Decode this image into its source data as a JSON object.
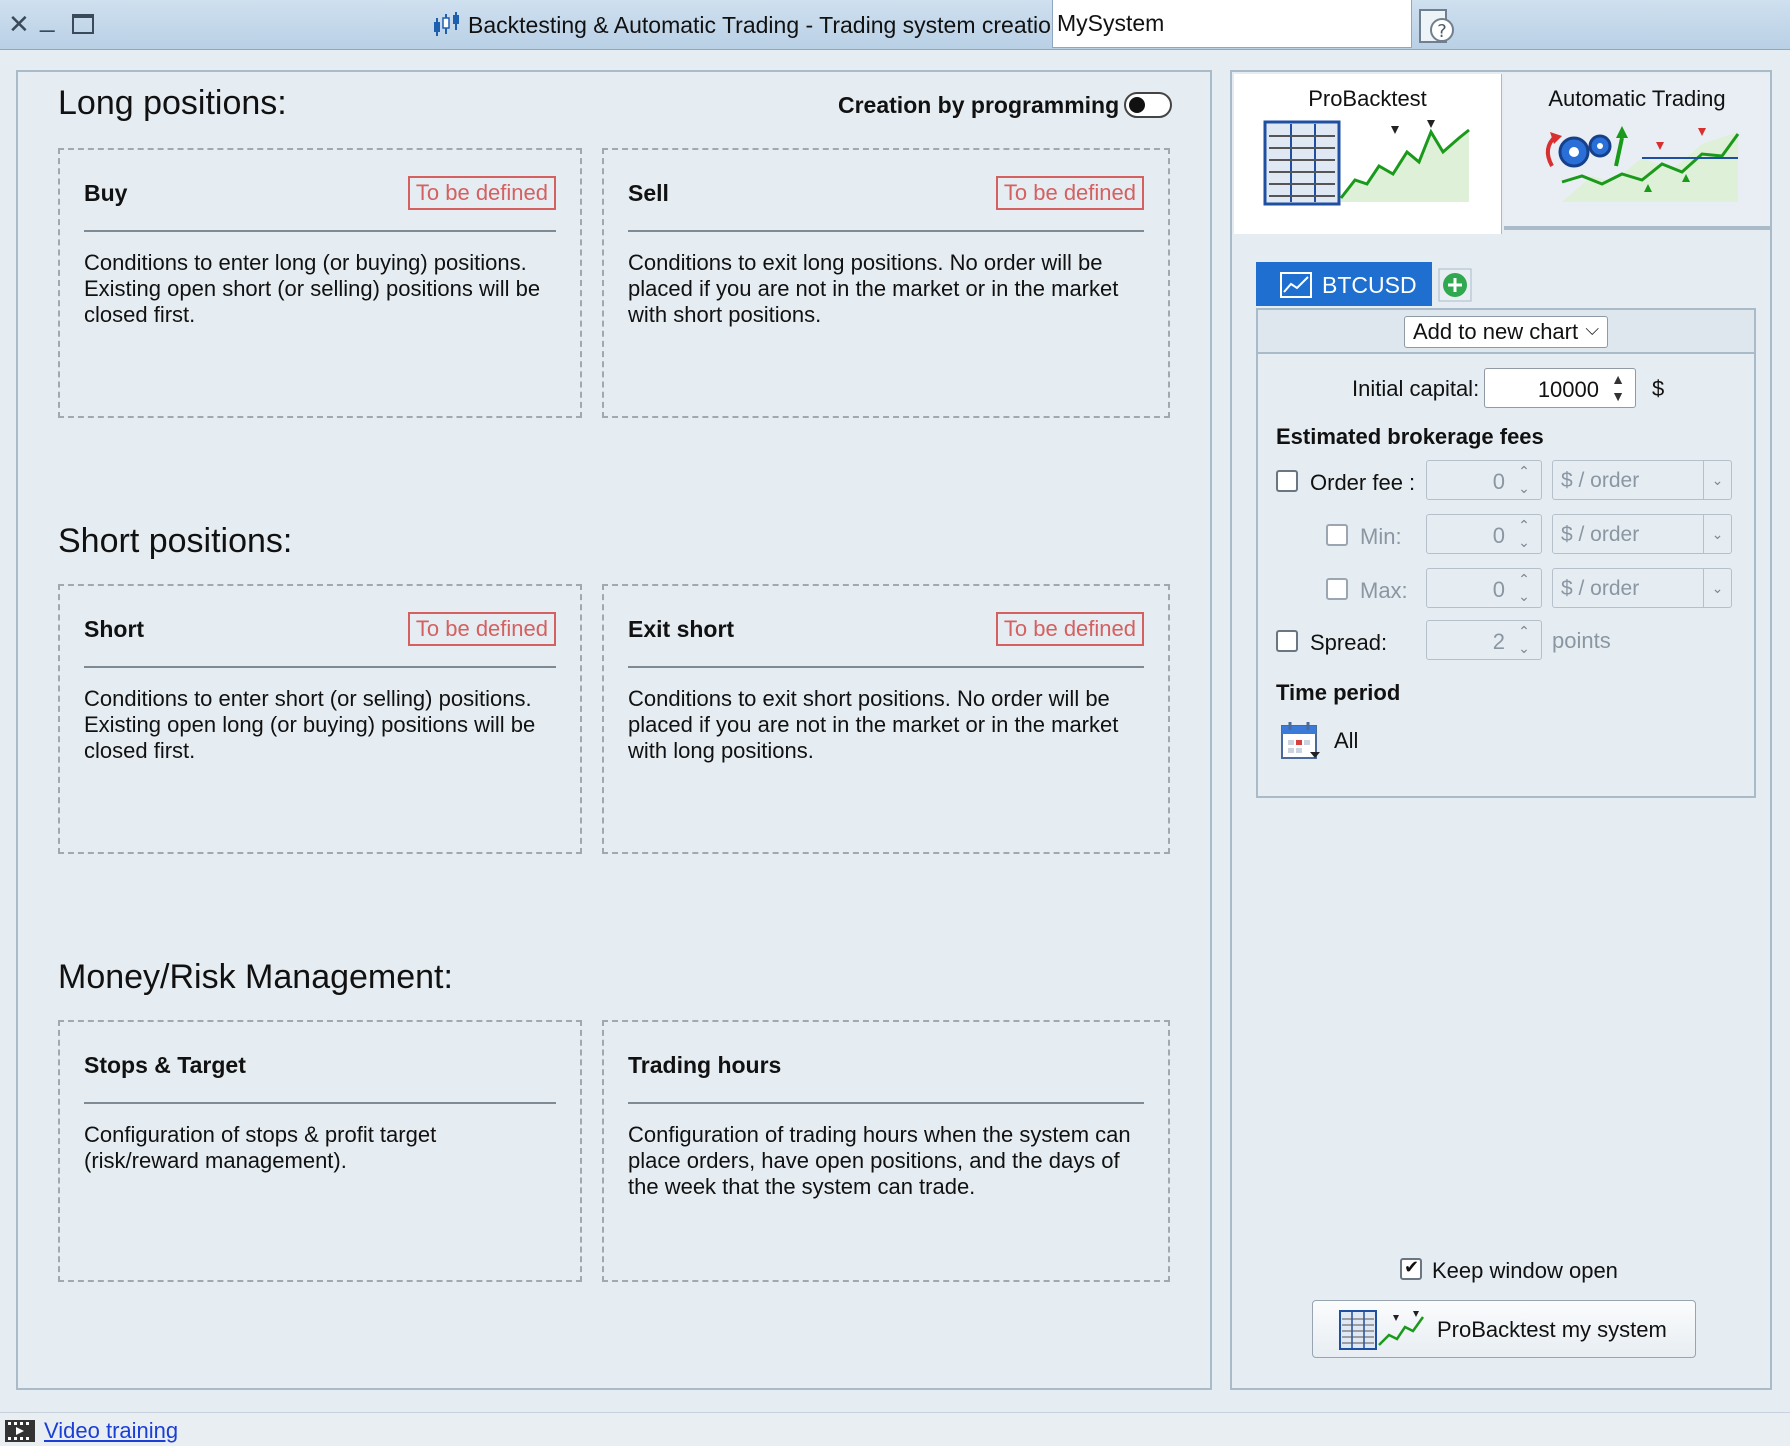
{
  "window": {
    "title": "Backtesting & Automatic Trading - Trading system creation",
    "system_name": "MySystem"
  },
  "long": {
    "heading": "Long positions:",
    "programming_label": "Creation by programming",
    "buy": {
      "title": "Buy",
      "status": "To be defined",
      "description": "Conditions to enter long (or buying) positions. Existing open short (or selling) positions will be closed first."
    },
    "sell": {
      "title": "Sell",
      "status": "To be defined",
      "description": "Conditions to exit long positions.  No order will be placed if you are not in the market or in the market with short positions."
    }
  },
  "short": {
    "heading": "Short positions:",
    "short": {
      "title": "Short",
      "status": "To be defined",
      "description": "Conditions to enter short (or selling) positions. Existing open long (or buying) positions will be closed first."
    },
    "exit_short": {
      "title": "Exit short",
      "status": "To be defined",
      "description": "Conditions to exit short positions.  No order will be placed if you are not in the market or in the market with long positions."
    }
  },
  "money": {
    "heading": "Money/Risk Management:",
    "stops": {
      "title": "Stops & Target",
      "description": "Configuration of stops & profit target (risk/reward management)."
    },
    "hours": {
      "title": "Trading hours",
      "description": "Configuration of trading hours when the system can place orders, have open positions, and the days of the week that the system can trade."
    }
  },
  "mode_tabs": {
    "probacktest": "ProBacktest",
    "automatic": "Automatic Trading"
  },
  "instrument": {
    "tab_label": "BTCUSD",
    "chart_option": "Add to new chart"
  },
  "capital": {
    "label": "Initial capital:",
    "value": "10000",
    "currency": "$"
  },
  "fees": {
    "heading": "Estimated brokerage fees",
    "order_fee": {
      "label": "Order fee :",
      "value": "0",
      "unit": "$ / order"
    },
    "min": {
      "label": "Min:",
      "value": "0",
      "unit": "$ / order"
    },
    "max": {
      "label": "Max:",
      "value": "0",
      "unit": "$ / order"
    },
    "spread": {
      "label": "Spread:",
      "value": "2",
      "unit": "points"
    }
  },
  "time_period": {
    "heading": "Time period",
    "value": "All"
  },
  "footer": {
    "keep_open_label": "Keep window open",
    "run_label": "ProBacktest my system"
  },
  "status": {
    "video_link": "Video training"
  }
}
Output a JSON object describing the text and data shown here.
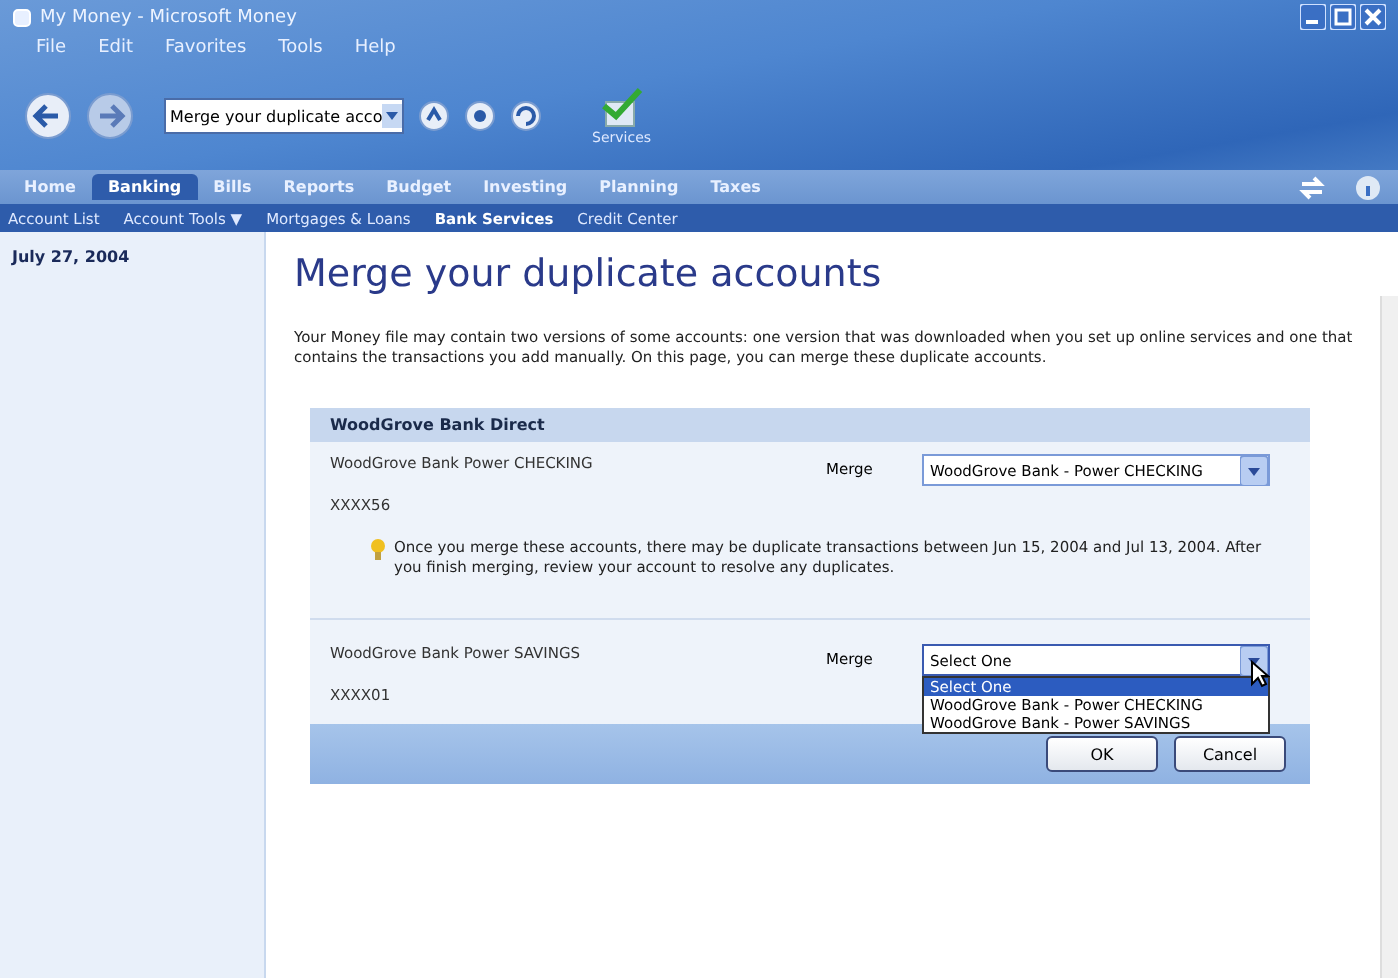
{
  "window": {
    "title": "My Money - Microsoft Money"
  },
  "menu": [
    "File",
    "Edit",
    "Favorites",
    "Tools",
    "Help"
  ],
  "address": {
    "value": "Merge your duplicate acco"
  },
  "toolbar_label": "Services",
  "tabs": [
    {
      "label": "Home",
      "selected": false
    },
    {
      "label": "Banking",
      "selected": true
    },
    {
      "label": "Bills",
      "selected": false
    },
    {
      "label": "Reports",
      "selected": false
    },
    {
      "label": "Budget",
      "selected": false
    },
    {
      "label": "Investing",
      "selected": false
    },
    {
      "label": "Planning",
      "selected": false
    },
    {
      "label": "Taxes",
      "selected": false
    }
  ],
  "subnav": [
    {
      "label": "Account List",
      "selected": false
    },
    {
      "label": "Account Tools ▼",
      "selected": false
    },
    {
      "label": "Mortgages & Loans",
      "selected": false
    },
    {
      "label": "Bank Services",
      "selected": true
    },
    {
      "label": "Credit Center",
      "selected": false
    }
  ],
  "sidebar": {
    "date": "July 27, 2004"
  },
  "page": {
    "heading": "Merge your duplicate accounts",
    "intro": "Your Money file may contain two versions of some accounts: one version that was downloaded when you set up online services and one that contains the transactions you add manually. On this page, you can merge these duplicate accounts.",
    "group": "WoodGrove Bank Direct",
    "accounts": [
      {
        "name": "WoodGrove Bank Power CHECKING",
        "number": "XXXX56",
        "merge_label": "Merge",
        "merge_value": "WoodGrove Bank - Power CHECKING",
        "expanded": false,
        "note": "Once you merge these accounts, there may be duplicate transactions between Jun 15, 2004 and Jul 13, 2004. After you finish merging, review your account to resolve any duplicates."
      },
      {
        "name": "WoodGrove Bank Power SAVINGS",
        "number": "XXXX01",
        "merge_label": "Merge",
        "merge_value": "Select One",
        "expanded": true,
        "options": [
          {
            "label": "Select One",
            "selected": true
          },
          {
            "label": "WoodGrove Bank - Power CHECKING",
            "selected": false
          },
          {
            "label": "WoodGrove Bank - Power SAVINGS",
            "selected": false
          }
        ]
      }
    ],
    "buttons": [
      "OK",
      "Cancel"
    ]
  }
}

[Stated task]
Return each line with "heading".

[Problem solution]
    "heading": "Long positions:",
    "heading": "Short positions:",
    "heading": "Money/Risk Management:",
    "heading": "Estimated brokerage fees",
    "heading": "Time period",
    "heading": "Merge your duplicate accounts",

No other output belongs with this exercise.